Work to do = Write the entries out again exactly as they stand, but without the pictures.

Stored rows =
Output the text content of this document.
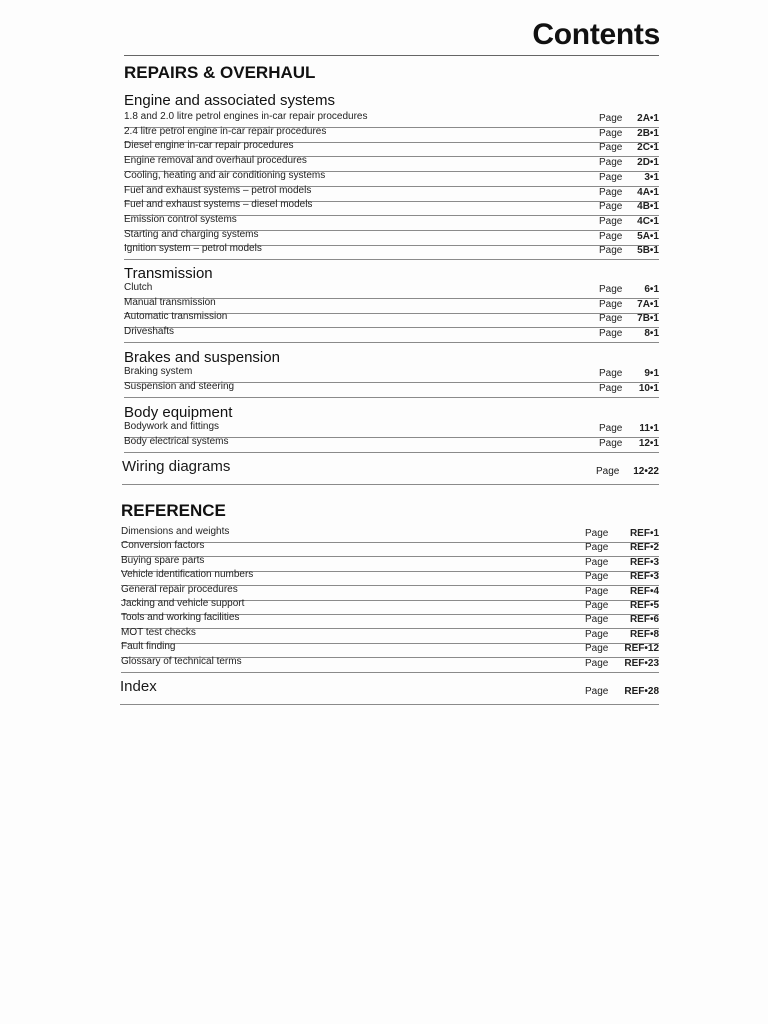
Contents
REPAIRS & OVERHAUL
Engine and associated systems
1.8 and 2.0 litre petrol engines in-car repair procedures	Page 2A•1
2.4 litre petrol engine in-car repair procedures	Page 2B•1
Diesel engine in-car repair procedures	Page 2C•1
Engine removal and overhaul procedures	Page 2D•1
Cooling, heating and air conditioning systems	Page 3•1
Fuel and exhaust systems – petrol models	Page 4A•1
Fuel and exhaust systems – diesel models	Page 4B•1
Emission control systems	Page 4C•1
Starting and charging systems	Page 5A•1
Ignition system – petrol models	Page 5B•1
Transmission
Clutch	Page 6•1
Manual transmission	Page 7A•1
Automatic transmission	Page 7B•1
Driveshafts	Page 8•1
Brakes and suspension
Braking system	Page 9•1
Suspension and steering	Page 10•1
Body equipment
Bodywork and fittings	Page 11•1
Body electrical systems	Page 12•1
Wiring diagrams	Page 12•22
REFERENCE
Dimensions and weights	Page REF•1
Conversion factors	Page REF•2
Buying spare parts	Page REF•3
Vehicle identification numbers	Page REF•3
General repair procedures	Page REF•4
Jacking and vehicle support	Page REF•5
Tools and working facilities	Page REF•6
MOT test checks	Page REF•8
Fault finding	Page REF•12
Glossary of technical terms	Page REF•23
Index	Page REF•28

Reply =
Output the text content of this document.
Contents
REPAIRS & OVERHAUL
Engine and associated systems
1.8 and 2.0 litre petrol engines in-car repair procedures	Page 2A•1
2.4 litre petrol engine in-car repair procedures	Page 2B•1
Diesel engine in-car repair procedures	Page 2C•1
Engine removal and overhaul procedures	Page 2D•1
Cooling, heating and air conditioning systems	Page 3•1
Fuel and exhaust systems – petrol models	Page 4A•1
Fuel and exhaust systems – diesel models	Page 4B•1
Emission control systems	Page 4C•1
Starting and charging systems	Page 5A•1
Ignition system – petrol models	Page 5B•1
Transmission
Clutch	Page 6•1
Manual transmission	Page 7A•1
Automatic transmission	Page 7B•1
Driveshafts	Page 8•1
Brakes and suspension
Braking system	Page 9•1
Suspension and steering	Page 10•1
Body equipment
Bodywork and fittings	Page 11•1
Body electrical systems	Page 12•1
Wiring diagrams	Page 12•22
REFERENCE
Dimensions and weights	Page REF•1
Conversion factors	Page REF•2
Buying spare parts	Page REF•3
Vehicle identification numbers	Page REF•3
General repair procedures	Page REF•4
Jacking and vehicle support	Page REF•5
Tools and working facilities	Page REF•6
MOT test checks	Page REF•8
Fault finding	Page REF•12
Glossary of technical terms	Page REF•23
Index	Page REF•28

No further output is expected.